_Material for the task_:
++++

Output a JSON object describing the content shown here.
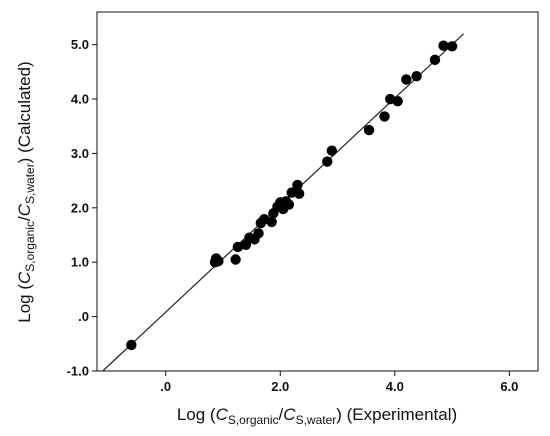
{
  "chart_data": {
    "type": "scatter",
    "xlabel": {
      "prefix": "Log (",
      "var1": "C",
      "sub1": "S,organic",
      "sep": "/",
      "var2": "C",
      "sub2": "S,water",
      "suffix": ")  (Experimental)"
    },
    "ylabel": {
      "prefix": "Log (",
      "var1": "C",
      "sub1": "S,organic",
      "sep": "/",
      "var2": "C",
      "sub2": "S,water",
      "suffix": ")  (Calculated)"
    },
    "xlim": [
      -1.2,
      6.5
    ],
    "ylim": [
      -1.0,
      5.6
    ],
    "x_ticks": [
      {
        "v": 0,
        "label": ".0"
      },
      {
        "v": 2,
        "label": "2.0"
      },
      {
        "v": 4,
        "label": "4.0"
      },
      {
        "v": 6,
        "label": "6.0"
      }
    ],
    "y_ticks": [
      {
        "v": -1,
        "label": "-1.0"
      },
      {
        "v": 0,
        "label": ".0"
      },
      {
        "v": 1,
        "label": "1.0"
      },
      {
        "v": 2,
        "label": "2.0"
      },
      {
        "v": 3,
        "label": "3.0"
      },
      {
        "v": 4,
        "label": "4.0"
      },
      {
        "v": 5,
        "label": "5.0"
      }
    ],
    "grid": false,
    "legend": "none",
    "fit_line": {
      "x": [
        -1.1,
        5.2
      ],
      "y": [
        -1.0,
        5.2
      ]
    },
    "points": [
      {
        "x": -0.6,
        "y": -0.52
      },
      {
        "x": 0.86,
        "y": 1.0
      },
      {
        "x": 0.88,
        "y": 1.07
      },
      {
        "x": 0.92,
        "y": 1.02
      },
      {
        "x": 1.22,
        "y": 1.05
      },
      {
        "x": 1.26,
        "y": 1.28
      },
      {
        "x": 1.4,
        "y": 1.32
      },
      {
        "x": 1.46,
        "y": 1.45
      },
      {
        "x": 1.55,
        "y": 1.42
      },
      {
        "x": 1.62,
        "y": 1.53
      },
      {
        "x": 1.66,
        "y": 1.72
      },
      {
        "x": 1.72,
        "y": 1.79
      },
      {
        "x": 1.85,
        "y": 1.74
      },
      {
        "x": 1.88,
        "y": 1.9
      },
      {
        "x": 1.95,
        "y": 2.02
      },
      {
        "x": 2.0,
        "y": 2.1
      },
      {
        "x": 2.05,
        "y": 1.98
      },
      {
        "x": 2.1,
        "y": 2.12
      },
      {
        "x": 2.15,
        "y": 2.06
      },
      {
        "x": 2.2,
        "y": 2.28
      },
      {
        "x": 2.3,
        "y": 2.42
      },
      {
        "x": 2.33,
        "y": 2.26
      },
      {
        "x": 2.82,
        "y": 2.85
      },
      {
        "x": 2.9,
        "y": 3.05
      },
      {
        "x": 3.55,
        "y": 3.43
      },
      {
        "x": 3.82,
        "y": 3.68
      },
      {
        "x": 3.92,
        "y": 4.0
      },
      {
        "x": 4.05,
        "y": 3.96
      },
      {
        "x": 4.2,
        "y": 4.36
      },
      {
        "x": 4.38,
        "y": 4.42
      },
      {
        "x": 4.7,
        "y": 4.72
      },
      {
        "x": 4.85,
        "y": 4.98
      },
      {
        "x": 5.0,
        "y": 4.97
      }
    ]
  }
}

++++

_To be done_:
Transcribe all of the material exactly, leaving out whatever pictures it contains.

_Exercise answer_:
Output a JSON object describing the content shown here.
{
  "chart_data": {
    "type": "scatter",
    "xlabel": {
      "prefix": "Log (",
      "var1": "C",
      "sub1": "S,organic",
      "sep": "/",
      "var2": "C",
      "sub2": "S,water",
      "suffix": ")  (Experimental)"
    },
    "ylabel": {
      "prefix": "Log (",
      "var1": "C",
      "sub1": "S,organic",
      "sep": "/",
      "var2": "C",
      "sub2": "S,water",
      "suffix": ")  (Calculated)"
    },
    "xlim": [
      -1.2,
      6.5
    ],
    "ylim": [
      -1.0,
      5.6
    ],
    "x_ticks": [
      {
        "v": 0,
        "label": ".0"
      },
      {
        "v": 2,
        "label": "2.0"
      },
      {
        "v": 4,
        "label": "4.0"
      },
      {
        "v": 6,
        "label": "6.0"
      }
    ],
    "y_ticks": [
      {
        "v": -1,
        "label": "-1.0"
      },
      {
        "v": 0,
        "label": ".0"
      },
      {
        "v": 1,
        "label": "1.0"
      },
      {
        "v": 2,
        "label": "2.0"
      },
      {
        "v": 3,
        "label": "3.0"
      },
      {
        "v": 4,
        "label": "4.0"
      },
      {
        "v": 5,
        "label": "5.0"
      }
    ],
    "grid": false,
    "legend": "none",
    "fit_line": {
      "x": [
        -1.1,
        5.2
      ],
      "y": [
        -1.0,
        5.2
      ]
    },
    "points": [
      {
        "x": -0.6,
        "y": -0.52
      },
      {
        "x": 0.86,
        "y": 1.0
      },
      {
        "x": 0.88,
        "y": 1.07
      },
      {
        "x": 0.92,
        "y": 1.02
      },
      {
        "x": 1.22,
        "y": 1.05
      },
      {
        "x": 1.26,
        "y": 1.28
      },
      {
        "x": 1.4,
        "y": 1.32
      },
      {
        "x": 1.46,
        "y": 1.45
      },
      {
        "x": 1.55,
        "y": 1.42
      },
      {
        "x": 1.62,
        "y": 1.53
      },
      {
        "x": 1.66,
        "y": 1.72
      },
      {
        "x": 1.72,
        "y": 1.79
      },
      {
        "x": 1.85,
        "y": 1.74
      },
      {
        "x": 1.88,
        "y": 1.9
      },
      {
        "x": 1.95,
        "y": 2.02
      },
      {
        "x": 2.0,
        "y": 2.1
      },
      {
        "x": 2.05,
        "y": 1.98
      },
      {
        "x": 2.1,
        "y": 2.12
      },
      {
        "x": 2.15,
        "y": 2.06
      },
      {
        "x": 2.2,
        "y": 2.28
      },
      {
        "x": 2.3,
        "y": 2.42
      },
      {
        "x": 2.33,
        "y": 2.26
      },
      {
        "x": 2.82,
        "y": 2.85
      },
      {
        "x": 2.9,
        "y": 3.05
      },
      {
        "x": 3.55,
        "y": 3.43
      },
      {
        "x": 3.82,
        "y": 3.68
      },
      {
        "x": 3.92,
        "y": 4.0
      },
      {
        "x": 4.05,
        "y": 3.96
      },
      {
        "x": 4.2,
        "y": 4.36
      },
      {
        "x": 4.38,
        "y": 4.42
      },
      {
        "x": 4.7,
        "y": 4.72
      },
      {
        "x": 4.85,
        "y": 4.98
      },
      {
        "x": 5.0,
        "y": 4.97
      }
    ]
  }
}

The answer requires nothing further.